EXERCISE
Look through the data below and return each line where "object" appears.

MATERIAL FOR THIS EXERCISE
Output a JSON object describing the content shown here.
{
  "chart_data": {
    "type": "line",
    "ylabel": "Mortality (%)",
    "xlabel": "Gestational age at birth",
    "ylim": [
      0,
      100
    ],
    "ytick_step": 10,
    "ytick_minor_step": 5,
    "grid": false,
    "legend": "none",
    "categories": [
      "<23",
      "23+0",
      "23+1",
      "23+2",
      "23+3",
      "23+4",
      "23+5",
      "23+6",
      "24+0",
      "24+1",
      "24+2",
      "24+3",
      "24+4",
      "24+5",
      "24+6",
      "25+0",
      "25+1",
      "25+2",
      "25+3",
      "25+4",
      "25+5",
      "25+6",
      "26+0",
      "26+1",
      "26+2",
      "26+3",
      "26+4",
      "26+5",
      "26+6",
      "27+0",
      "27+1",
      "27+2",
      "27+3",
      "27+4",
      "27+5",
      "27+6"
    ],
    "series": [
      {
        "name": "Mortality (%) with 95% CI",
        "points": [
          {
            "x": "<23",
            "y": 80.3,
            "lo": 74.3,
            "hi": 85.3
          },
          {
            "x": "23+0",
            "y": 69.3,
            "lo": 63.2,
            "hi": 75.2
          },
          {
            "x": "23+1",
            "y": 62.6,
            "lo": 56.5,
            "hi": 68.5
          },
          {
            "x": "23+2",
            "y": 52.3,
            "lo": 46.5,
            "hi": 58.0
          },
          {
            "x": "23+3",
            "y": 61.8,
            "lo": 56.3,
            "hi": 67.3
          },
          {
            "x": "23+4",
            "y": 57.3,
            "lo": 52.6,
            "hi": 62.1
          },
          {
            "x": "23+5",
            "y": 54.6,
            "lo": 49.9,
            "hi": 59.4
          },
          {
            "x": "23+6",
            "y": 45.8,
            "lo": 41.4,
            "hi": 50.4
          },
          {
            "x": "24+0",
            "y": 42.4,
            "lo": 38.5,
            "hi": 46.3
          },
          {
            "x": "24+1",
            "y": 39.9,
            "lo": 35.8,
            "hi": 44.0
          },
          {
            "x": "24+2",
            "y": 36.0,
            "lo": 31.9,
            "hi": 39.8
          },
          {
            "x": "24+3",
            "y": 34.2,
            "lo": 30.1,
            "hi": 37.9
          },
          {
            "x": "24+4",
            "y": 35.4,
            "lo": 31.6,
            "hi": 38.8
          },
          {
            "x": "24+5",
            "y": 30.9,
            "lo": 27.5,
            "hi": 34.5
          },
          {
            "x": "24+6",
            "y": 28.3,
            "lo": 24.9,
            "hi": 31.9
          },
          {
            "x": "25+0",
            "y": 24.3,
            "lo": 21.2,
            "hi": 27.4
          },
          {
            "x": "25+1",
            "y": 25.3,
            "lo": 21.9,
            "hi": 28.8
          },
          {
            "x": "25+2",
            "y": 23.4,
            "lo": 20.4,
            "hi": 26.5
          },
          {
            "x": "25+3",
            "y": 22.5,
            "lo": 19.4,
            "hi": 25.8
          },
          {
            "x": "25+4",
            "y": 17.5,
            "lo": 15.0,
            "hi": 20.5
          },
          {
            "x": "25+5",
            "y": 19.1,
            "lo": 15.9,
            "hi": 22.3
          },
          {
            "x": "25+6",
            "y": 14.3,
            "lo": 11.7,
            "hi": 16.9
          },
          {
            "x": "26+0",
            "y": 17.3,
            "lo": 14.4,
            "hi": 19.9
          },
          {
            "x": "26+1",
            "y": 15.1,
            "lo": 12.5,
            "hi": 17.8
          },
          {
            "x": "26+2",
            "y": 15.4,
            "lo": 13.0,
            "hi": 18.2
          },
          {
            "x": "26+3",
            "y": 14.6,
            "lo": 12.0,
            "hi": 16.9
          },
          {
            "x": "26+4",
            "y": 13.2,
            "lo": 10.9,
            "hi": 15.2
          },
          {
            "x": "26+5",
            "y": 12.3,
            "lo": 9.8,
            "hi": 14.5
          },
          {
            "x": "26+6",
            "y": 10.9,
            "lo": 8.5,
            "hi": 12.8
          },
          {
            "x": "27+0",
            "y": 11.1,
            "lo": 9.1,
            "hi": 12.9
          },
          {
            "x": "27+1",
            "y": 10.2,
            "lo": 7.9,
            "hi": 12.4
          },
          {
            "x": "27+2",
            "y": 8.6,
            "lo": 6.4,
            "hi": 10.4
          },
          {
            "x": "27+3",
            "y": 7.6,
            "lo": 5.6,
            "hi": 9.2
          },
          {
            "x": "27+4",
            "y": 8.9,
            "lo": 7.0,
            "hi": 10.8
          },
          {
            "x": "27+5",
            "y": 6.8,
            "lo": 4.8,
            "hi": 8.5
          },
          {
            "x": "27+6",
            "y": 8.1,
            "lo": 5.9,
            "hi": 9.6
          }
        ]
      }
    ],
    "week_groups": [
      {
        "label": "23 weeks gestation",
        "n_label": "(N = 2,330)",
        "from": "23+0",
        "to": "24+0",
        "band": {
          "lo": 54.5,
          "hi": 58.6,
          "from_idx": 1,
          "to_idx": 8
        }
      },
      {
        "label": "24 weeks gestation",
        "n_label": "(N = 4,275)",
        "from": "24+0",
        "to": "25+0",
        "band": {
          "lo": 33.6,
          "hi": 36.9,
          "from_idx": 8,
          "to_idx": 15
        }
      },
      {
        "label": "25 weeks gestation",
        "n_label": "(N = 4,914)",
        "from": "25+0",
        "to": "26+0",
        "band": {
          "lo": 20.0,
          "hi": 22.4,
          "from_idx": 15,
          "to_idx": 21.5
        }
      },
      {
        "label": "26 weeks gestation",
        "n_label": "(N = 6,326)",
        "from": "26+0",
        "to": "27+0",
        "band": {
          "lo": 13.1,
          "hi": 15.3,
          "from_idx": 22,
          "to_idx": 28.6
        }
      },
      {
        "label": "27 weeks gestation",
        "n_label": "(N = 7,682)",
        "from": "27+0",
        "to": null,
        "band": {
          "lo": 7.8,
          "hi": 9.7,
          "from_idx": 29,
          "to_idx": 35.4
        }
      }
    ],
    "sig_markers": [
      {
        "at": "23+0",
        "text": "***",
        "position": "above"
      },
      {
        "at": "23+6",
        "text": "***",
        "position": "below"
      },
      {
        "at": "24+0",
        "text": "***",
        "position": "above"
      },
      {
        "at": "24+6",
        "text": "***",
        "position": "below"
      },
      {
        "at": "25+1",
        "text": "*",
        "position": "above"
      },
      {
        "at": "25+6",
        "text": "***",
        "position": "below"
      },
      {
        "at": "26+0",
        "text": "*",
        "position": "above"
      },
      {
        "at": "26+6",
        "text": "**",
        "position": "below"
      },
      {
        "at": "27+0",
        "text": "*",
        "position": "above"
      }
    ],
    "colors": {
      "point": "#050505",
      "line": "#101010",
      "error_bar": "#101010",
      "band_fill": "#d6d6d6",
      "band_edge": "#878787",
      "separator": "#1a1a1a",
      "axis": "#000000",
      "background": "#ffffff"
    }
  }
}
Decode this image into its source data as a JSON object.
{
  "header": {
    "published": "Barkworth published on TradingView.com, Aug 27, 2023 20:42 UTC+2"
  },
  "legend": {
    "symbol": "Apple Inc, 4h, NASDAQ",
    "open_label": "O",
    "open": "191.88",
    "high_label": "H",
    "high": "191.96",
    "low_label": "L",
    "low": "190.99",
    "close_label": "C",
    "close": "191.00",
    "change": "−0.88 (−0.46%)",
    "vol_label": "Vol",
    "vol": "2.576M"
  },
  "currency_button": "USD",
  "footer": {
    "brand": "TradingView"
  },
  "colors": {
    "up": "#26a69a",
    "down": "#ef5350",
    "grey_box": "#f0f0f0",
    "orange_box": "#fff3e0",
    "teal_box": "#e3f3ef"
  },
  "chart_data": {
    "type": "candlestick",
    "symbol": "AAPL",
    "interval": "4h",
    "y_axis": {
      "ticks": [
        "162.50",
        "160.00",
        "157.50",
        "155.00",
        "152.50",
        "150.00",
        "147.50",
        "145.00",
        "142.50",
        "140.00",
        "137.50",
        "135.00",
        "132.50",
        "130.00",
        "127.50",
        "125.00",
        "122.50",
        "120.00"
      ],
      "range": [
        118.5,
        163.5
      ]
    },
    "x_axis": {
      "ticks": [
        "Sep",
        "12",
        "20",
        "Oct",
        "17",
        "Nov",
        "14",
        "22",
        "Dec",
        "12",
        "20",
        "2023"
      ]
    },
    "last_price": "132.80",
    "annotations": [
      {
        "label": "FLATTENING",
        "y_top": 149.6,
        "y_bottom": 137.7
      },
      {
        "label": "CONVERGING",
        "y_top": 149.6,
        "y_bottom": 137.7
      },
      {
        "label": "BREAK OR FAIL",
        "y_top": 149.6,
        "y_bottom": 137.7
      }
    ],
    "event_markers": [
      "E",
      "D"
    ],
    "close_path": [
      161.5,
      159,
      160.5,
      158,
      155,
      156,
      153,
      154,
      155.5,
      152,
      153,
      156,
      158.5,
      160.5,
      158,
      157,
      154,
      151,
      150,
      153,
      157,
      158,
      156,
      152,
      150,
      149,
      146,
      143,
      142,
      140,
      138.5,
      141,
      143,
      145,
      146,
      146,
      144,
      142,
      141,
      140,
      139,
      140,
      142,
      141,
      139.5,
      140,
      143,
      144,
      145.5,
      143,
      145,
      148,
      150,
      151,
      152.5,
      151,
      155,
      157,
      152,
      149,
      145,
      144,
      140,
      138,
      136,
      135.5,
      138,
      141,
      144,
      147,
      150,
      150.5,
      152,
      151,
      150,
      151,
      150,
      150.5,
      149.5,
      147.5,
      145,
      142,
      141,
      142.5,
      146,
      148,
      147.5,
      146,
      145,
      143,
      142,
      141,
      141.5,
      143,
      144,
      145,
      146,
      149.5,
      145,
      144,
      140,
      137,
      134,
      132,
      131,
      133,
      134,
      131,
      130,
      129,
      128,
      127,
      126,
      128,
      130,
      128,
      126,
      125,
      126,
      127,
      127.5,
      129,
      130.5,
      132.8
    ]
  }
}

OUTPUT OF THE TASK
Output a JSON object describing the content shown here.
Decode this image into its source data as a JSON object.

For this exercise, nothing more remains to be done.